» **Objective**: Copy out every record below exactly as written, but leave out any pictures.

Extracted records

= = =

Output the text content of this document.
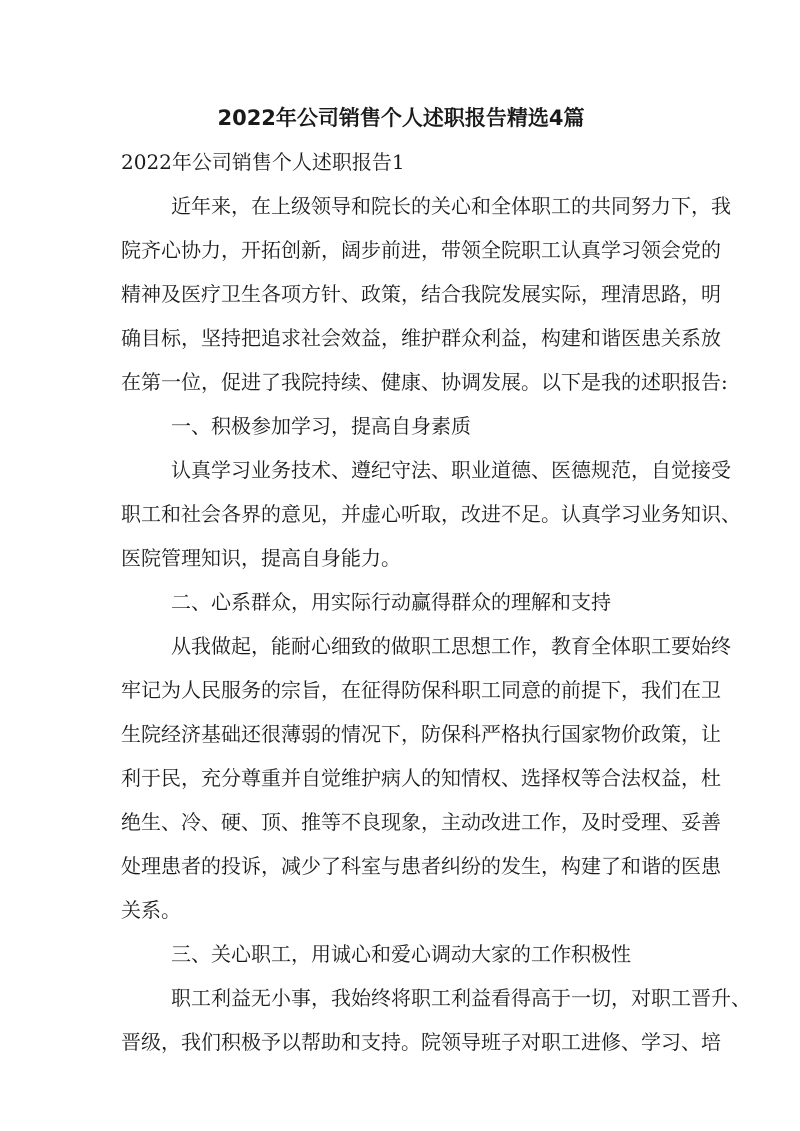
2022年公司销售个人述职报告精选4篇
2022年公司销售个人述职报告1
近年来，在上级领导和院长的关心和全体职工的共同努力下，我
院齐心协力，开拓创新，阔步前进，带领全院职工认真学习领会党的
精神及医疗卫生各项方针、政策，结合我院发展实际，理清思路，明
确目标，坚持把追求社会效益，维护群众利益，构建和谐医患关系放
在第一位，促进了我院持续、健康、协调发展。以下是我的述职报告:
一、积极参加学习，提高自身素质
认真学习业务技术、遵纪守法、职业道德、医德规范，自觉接受
职工和社会各界的意见，并虚心听取，改进不足。认真学习业务知识、
医院管理知识，提高自身能力。
二、心系群众，用实际行动赢得群众的理解和支持
从我做起，能耐心细致的做职工思想工作，教育全体职工要始终
牢记为人民服务的宗旨，在征得防保科职工同意的前提下，我们在卫
生院经济基础还很薄弱的情况下，防保科严格执行国家物价政策，让
利于民，充分尊重并自觉维护病人的知情权、选择权等合法权益，杜
绝生、冷、硬、顶、推等不良现象，主动改进工作，及时受理、妥善
处理患者的投诉，减少了科室与患者纠纷的发生，构建了和谐的医患
关系。
三、关心职工，用诚心和爱心调动大家的工作积极性
职工利益无小事，我始终将职工利益看得高于一切，对职工晋升、
晋级，我们积极予以帮助和支持。院领导班子对职工进修、学习、培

= = =

» **Answer to this problem**:
Output the text content of this document.
2022年公司销售个人述职报告精选4篇
2022年公司销售个人述职报告1
近年来，在上级领导和院长的关心和全体职工的共同努力下，我
院齐心协力，开拓创新，阔步前进，带领全院职工认真学习领会党的
精神及医疗卫生各项方针、政策，结合我院发展实际，理清思路，明
确目标，坚持把追求社会效益，维护群众利益，构建和谐医患关系放
在第一位，促进了我院持续、健康、协调发展。以下是我的述职报告:
一、积极参加学习，提高自身素质
认真学习业务技术、遵纪守法、职业道德、医德规范，自觉接受
职工和社会各界的意见，并虚心听取，改进不足。认真学习业务知识、
医院管理知识，提高自身能力。
二、心系群众，用实际行动赢得群众的理解和支持
从我做起，能耐心细致的做职工思想工作，教育全体职工要始终
牢记为人民服务的宗旨，在征得防保科职工同意的前提下，我们在卫
生院经济基础还很薄弱的情况下，防保科严格执行国家物价政策，让
利于民，充分尊重并自觉维护病人的知情权、选择权等合法权益，杜
绝生、冷、硬、顶、推等不良现象，主动改进工作，及时受理、妥善
处理患者的投诉，减少了科室与患者纠纷的发生，构建了和谐的医患
关系。
三、关心职工，用诚心和爱心调动大家的工作积极性
职工利益无小事，我始终将职工利益看得高于一切，对职工晋升、
晋级，我们积极予以帮助和支持。院领导班子对职工进修、学习、培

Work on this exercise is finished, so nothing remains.